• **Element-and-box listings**

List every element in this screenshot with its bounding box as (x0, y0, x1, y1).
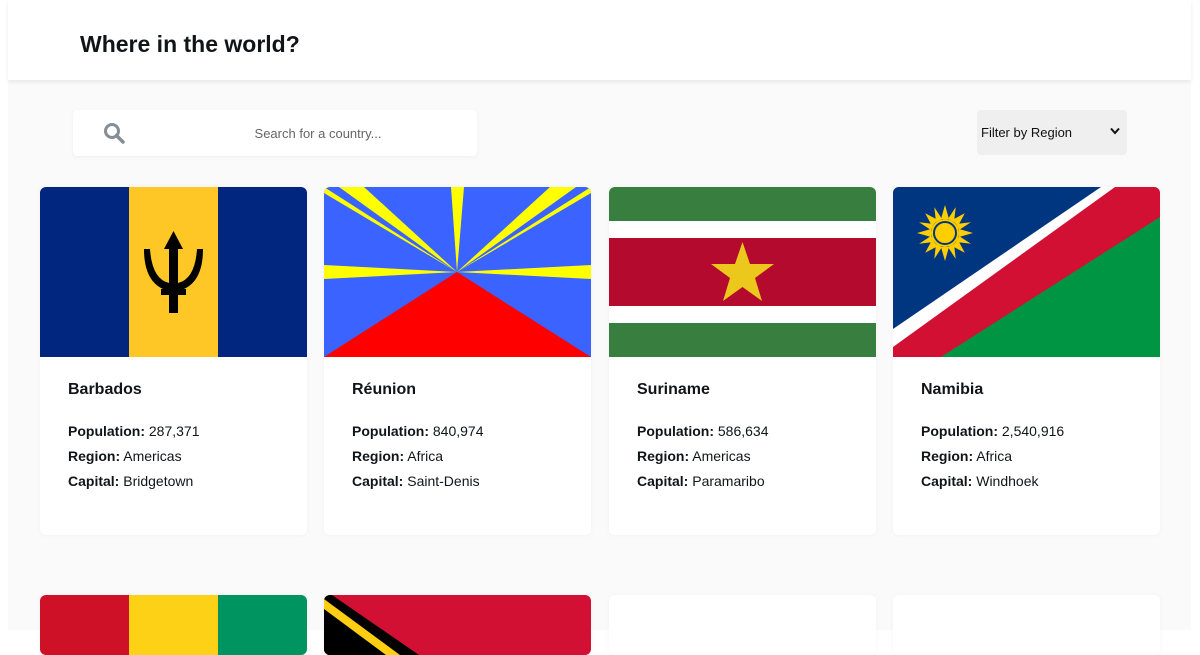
reunion-flag-image (324, 187, 591, 357)
country-name: Réunion (352, 381, 416, 398)
country-capital: Capital: Bridgetown (68, 473, 194, 489)
country-region: Region: Africa (352, 448, 444, 464)
country-region: Region: Africa (921, 448, 1013, 464)
page-title: Where in the world? (80, 31, 300, 57)
country-card-vanuatu[interactable] (324, 595, 591, 655)
country-name: Barbados (68, 381, 142, 398)
country-population: Population: 586,634 (637, 423, 769, 439)
country-card-placeholder[interactable] (893, 595, 1160, 655)
top-header: Where in the world? (8, 0, 1191, 80)
country-card-guinea[interactable] (40, 595, 307, 655)
chevron-down-icon (1110, 127, 1120, 135)
guinea-flag-image (40, 595, 307, 655)
country-name: Suriname (637, 381, 710, 398)
barbados-flag-image (40, 187, 307, 357)
country-region: Region: Americas (637, 448, 751, 464)
search-input[interactable] (178, 118, 458, 148)
suriname-flag-image (609, 187, 876, 357)
vanuatu-flag-image (324, 595, 591, 655)
country-population: Population: 2,540,916 (921, 423, 1065, 439)
namibia-flag-image (893, 187, 1160, 357)
country-region: Region: Americas (68, 448, 182, 464)
main-content: Filter by Region Barbados Population: 28… (8, 80, 1191, 655)
search-icon (104, 123, 125, 144)
country-population: Population: 287,371 (68, 423, 200, 439)
country-card-reunion[interactable]: Réunion Population: 840,974 Region: Afri… (324, 187, 591, 535)
region-filter-label: Filter by Region (981, 125, 1073, 140)
country-population: Population: 840,974 (352, 423, 484, 439)
country-card-barbados[interactable]: Barbados Population: 287,371 Region: Ame… (40, 187, 307, 535)
country-card-suriname[interactable]: Suriname Population: 586,634 Region: Ame… (609, 187, 876, 535)
country-card-placeholder[interactable] (609, 595, 876, 655)
region-filter-select[interactable]: Filter by Region (977, 110, 1127, 155)
country-name: Namibia (921, 381, 984, 398)
country-capital: Capital: Paramaribo (637, 473, 765, 489)
country-capital: Capital: Windhoek (921, 473, 1039, 489)
search-box[interactable] (73, 110, 477, 156)
country-card-namibia[interactable]: Namibia Population: 2,540,916 Region: Af… (893, 187, 1160, 535)
country-capital: Capital: Saint-Denis (352, 473, 480, 489)
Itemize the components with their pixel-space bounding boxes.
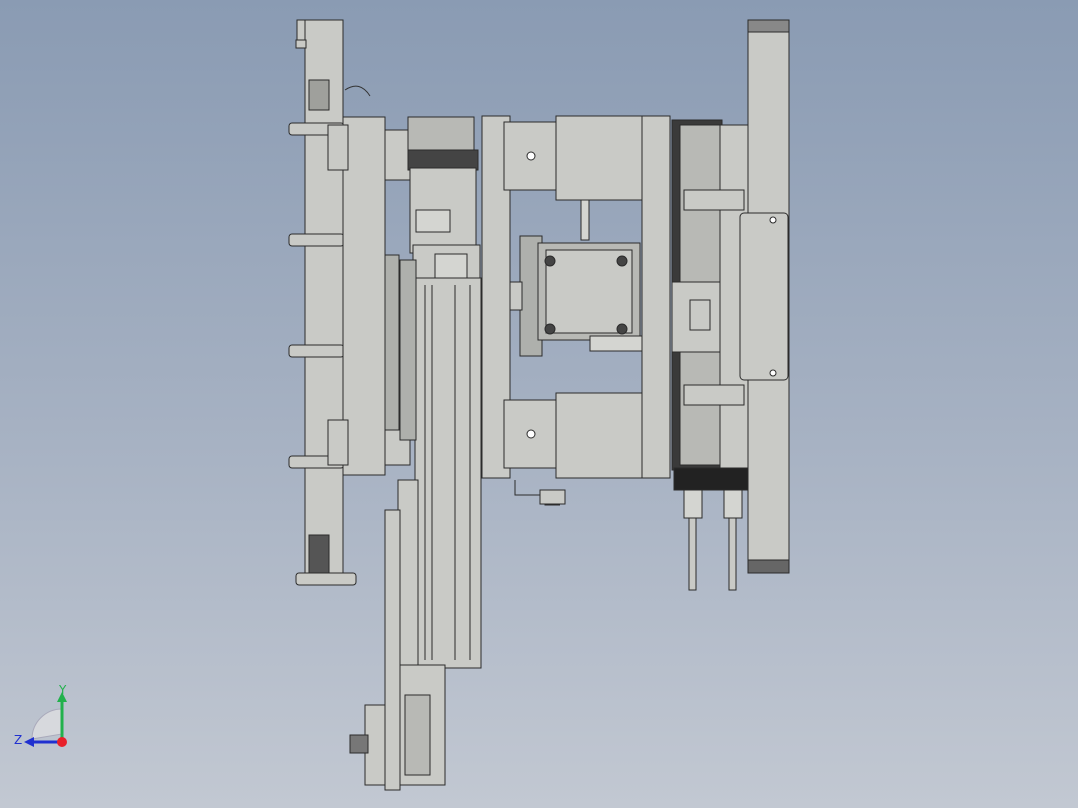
left-mounting-plate [295,19,344,576]
cable [344,85,371,97]
servo-motor [509,235,643,357]
air-fittings [683,489,743,591]
coordinate-triad: Y Z [14,684,67,747]
triad-arc [31,708,63,740]
z-axis-label: Z [14,733,22,747]
graphics-viewport[interactable]: Y Z [0,0,1078,808]
z-axis-arrow [24,737,34,747]
cad-assembly-view[interactable] [0,0,1078,808]
rotary-actuator [671,119,751,491]
x-axis-dot [57,737,67,747]
y-axis-label: Y [58,684,67,697]
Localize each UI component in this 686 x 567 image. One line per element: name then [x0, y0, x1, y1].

• **YOUR INSTRUCTIONS**
Gather every line of the records above that contains the word "label" and copy each one out in full.

• **FULL ANSWER**
region-filter-label: Filter by Region (981, 125, 1073, 140)
z-axis-label: Z [14,733,22,747]
y-axis-label: Y [58,684,67,697]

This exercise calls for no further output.